BEGIN
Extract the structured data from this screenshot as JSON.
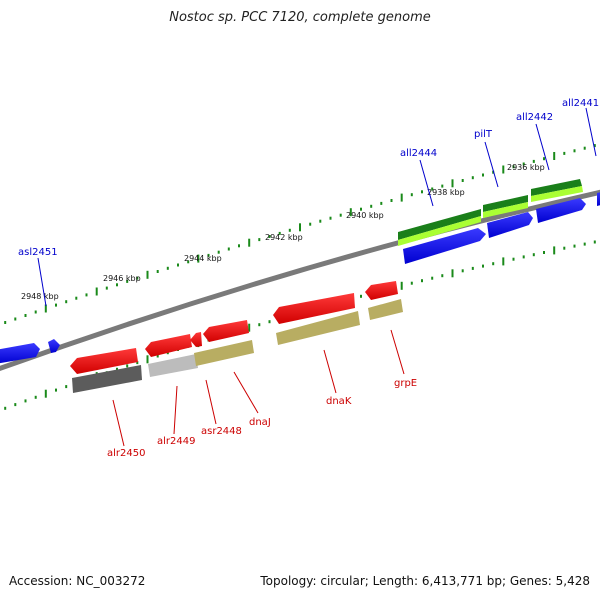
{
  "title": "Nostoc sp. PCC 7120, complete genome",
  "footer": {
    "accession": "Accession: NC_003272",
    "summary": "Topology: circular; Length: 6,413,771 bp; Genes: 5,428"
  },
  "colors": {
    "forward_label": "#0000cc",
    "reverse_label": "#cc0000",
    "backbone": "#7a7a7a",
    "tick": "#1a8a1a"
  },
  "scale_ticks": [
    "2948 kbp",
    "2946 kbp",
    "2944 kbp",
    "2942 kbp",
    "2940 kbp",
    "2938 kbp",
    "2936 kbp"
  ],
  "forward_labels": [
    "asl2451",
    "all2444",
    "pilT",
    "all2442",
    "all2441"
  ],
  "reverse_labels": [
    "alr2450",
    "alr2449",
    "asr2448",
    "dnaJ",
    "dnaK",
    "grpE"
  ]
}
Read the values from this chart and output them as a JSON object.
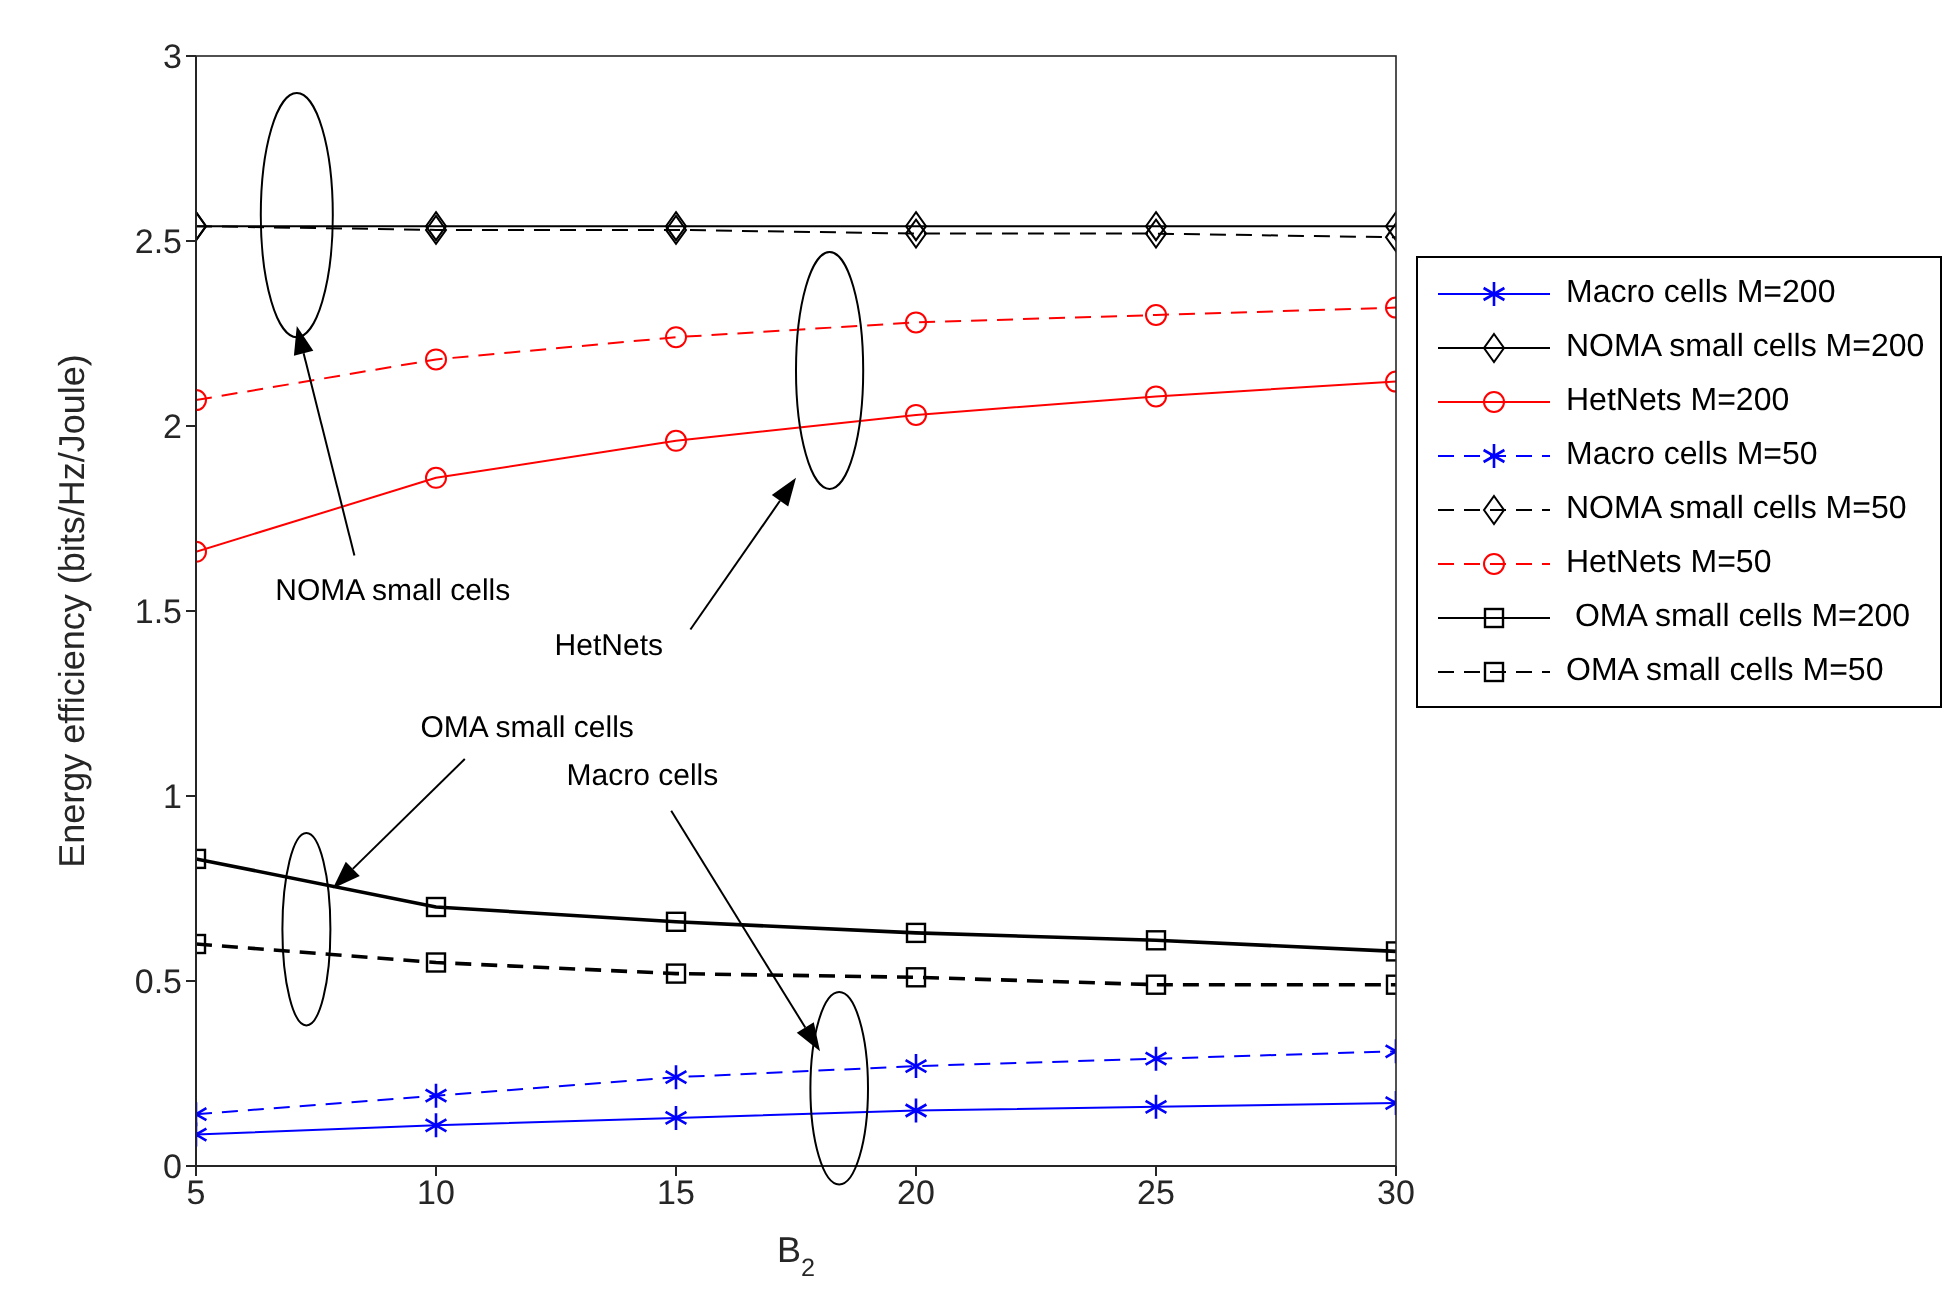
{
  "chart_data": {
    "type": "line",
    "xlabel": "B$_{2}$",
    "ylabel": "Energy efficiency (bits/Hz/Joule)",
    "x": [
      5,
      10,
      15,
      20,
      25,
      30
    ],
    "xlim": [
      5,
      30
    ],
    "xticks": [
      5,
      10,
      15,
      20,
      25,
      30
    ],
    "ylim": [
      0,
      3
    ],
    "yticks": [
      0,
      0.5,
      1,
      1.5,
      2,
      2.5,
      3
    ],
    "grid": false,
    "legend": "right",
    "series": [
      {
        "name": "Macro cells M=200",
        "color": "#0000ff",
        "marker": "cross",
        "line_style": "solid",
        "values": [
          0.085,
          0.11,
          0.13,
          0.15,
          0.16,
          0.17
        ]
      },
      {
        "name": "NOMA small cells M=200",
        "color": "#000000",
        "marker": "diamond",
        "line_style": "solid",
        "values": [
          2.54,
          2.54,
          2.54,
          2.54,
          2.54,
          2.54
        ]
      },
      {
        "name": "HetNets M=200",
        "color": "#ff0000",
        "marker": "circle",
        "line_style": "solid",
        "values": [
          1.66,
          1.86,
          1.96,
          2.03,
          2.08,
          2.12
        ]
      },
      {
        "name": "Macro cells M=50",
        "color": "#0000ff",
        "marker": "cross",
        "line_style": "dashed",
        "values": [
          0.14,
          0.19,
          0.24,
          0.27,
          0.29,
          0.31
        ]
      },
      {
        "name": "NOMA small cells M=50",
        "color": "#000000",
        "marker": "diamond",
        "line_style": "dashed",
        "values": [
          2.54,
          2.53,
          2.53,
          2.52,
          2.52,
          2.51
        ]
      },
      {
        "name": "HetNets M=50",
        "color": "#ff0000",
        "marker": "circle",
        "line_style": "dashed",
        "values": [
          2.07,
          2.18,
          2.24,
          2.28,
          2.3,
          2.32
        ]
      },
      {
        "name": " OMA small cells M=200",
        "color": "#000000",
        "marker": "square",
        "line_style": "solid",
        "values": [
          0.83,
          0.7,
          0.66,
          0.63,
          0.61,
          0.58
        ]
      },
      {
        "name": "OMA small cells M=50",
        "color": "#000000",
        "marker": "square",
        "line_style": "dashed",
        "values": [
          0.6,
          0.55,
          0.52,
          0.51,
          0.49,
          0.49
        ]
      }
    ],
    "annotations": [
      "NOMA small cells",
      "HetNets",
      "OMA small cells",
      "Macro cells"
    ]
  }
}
END
• [PROBLEM TO WORK ON] When you copy the records above, keep every word exact and leave out the pictures they contain.

• [TASK ANSWER]
Extract the structured data from this screenshot as JSON.
{
  "title": "Nostoc sp. PCC 7120, complete genome",
  "footer": {
    "accession": "Accession: NC_003272",
    "summary": "Topology: circular; Length: 6,413,771 bp; Genes: 5,428"
  },
  "colors": {
    "forward_label": "#0000cc",
    "reverse_label": "#cc0000",
    "backbone": "#7a7a7a",
    "tick": "#1a8a1a"
  },
  "scale_ticks": [
    "2948 kbp",
    "2946 kbp",
    "2944 kbp",
    "2942 kbp",
    "2940 kbp",
    "2938 kbp",
    "2936 kbp"
  ],
  "forward_labels": [
    "asl2451",
    "all2444",
    "pilT",
    "all2442",
    "all2441"
  ],
  "reverse_labels": [
    "alr2450",
    "alr2449",
    "asr2448",
    "dnaJ",
    "dnaK",
    "grpE"
  ]
}
Read the values from this chart and output them as a JSON object.
{
  "chart_data": {
    "type": "line",
    "xlabel": "B$_{2}$",
    "ylabel": "Energy efficiency (bits/Hz/Joule)",
    "x": [
      5,
      10,
      15,
      20,
      25,
      30
    ],
    "xlim": [
      5,
      30
    ],
    "xticks": [
      5,
      10,
      15,
      20,
      25,
      30
    ],
    "ylim": [
      0,
      3
    ],
    "yticks": [
      0,
      0.5,
      1,
      1.5,
      2,
      2.5,
      3
    ],
    "grid": false,
    "legend": "right",
    "series": [
      {
        "name": "Macro cells M=200",
        "color": "#0000ff",
        "marker": "cross",
        "line_style": "solid",
        "values": [
          0.085,
          0.11,
          0.13,
          0.15,
          0.16,
          0.17
        ]
      },
      {
        "name": "NOMA small cells M=200",
        "color": "#000000",
        "marker": "diamond",
        "line_style": "solid",
        "values": [
          2.54,
          2.54,
          2.54,
          2.54,
          2.54,
          2.54
        ]
      },
      {
        "name": "HetNets M=200",
        "color": "#ff0000",
        "marker": "circle",
        "line_style": "solid",
        "values": [
          1.66,
          1.86,
          1.96,
          2.03,
          2.08,
          2.12
        ]
      },
      {
        "name": "Macro cells M=50",
        "color": "#0000ff",
        "marker": "cross",
        "line_style": "dashed",
        "values": [
          0.14,
          0.19,
          0.24,
          0.27,
          0.29,
          0.31
        ]
      },
      {
        "name": "NOMA small cells M=50",
        "color": "#000000",
        "marker": "diamond",
        "line_style": "dashed",
        "values": [
          2.54,
          2.53,
          2.53,
          2.52,
          2.52,
          2.51
        ]
      },
      {
        "name": "HetNets M=50",
        "color": "#ff0000",
        "marker": "circle",
        "line_style": "dashed",
        "values": [
          2.07,
          2.18,
          2.24,
          2.28,
          2.3,
          2.32
        ]
      },
      {
        "name": " OMA small cells M=200",
        "color": "#000000",
        "marker": "square",
        "line_style": "solid",
        "values": [
          0.83,
          0.7,
          0.66,
          0.63,
          0.61,
          0.58
        ]
      },
      {
        "name": "OMA small cells M=50",
        "color": "#000000",
        "marker": "square",
        "line_style": "dashed",
        "values": [
          0.6,
          0.55,
          0.52,
          0.51,
          0.49,
          0.49
        ]
      }
    ],
    "annotations": [
      "NOMA small cells",
      "HetNets",
      "OMA small cells",
      "Macro cells"
    ]
  }
}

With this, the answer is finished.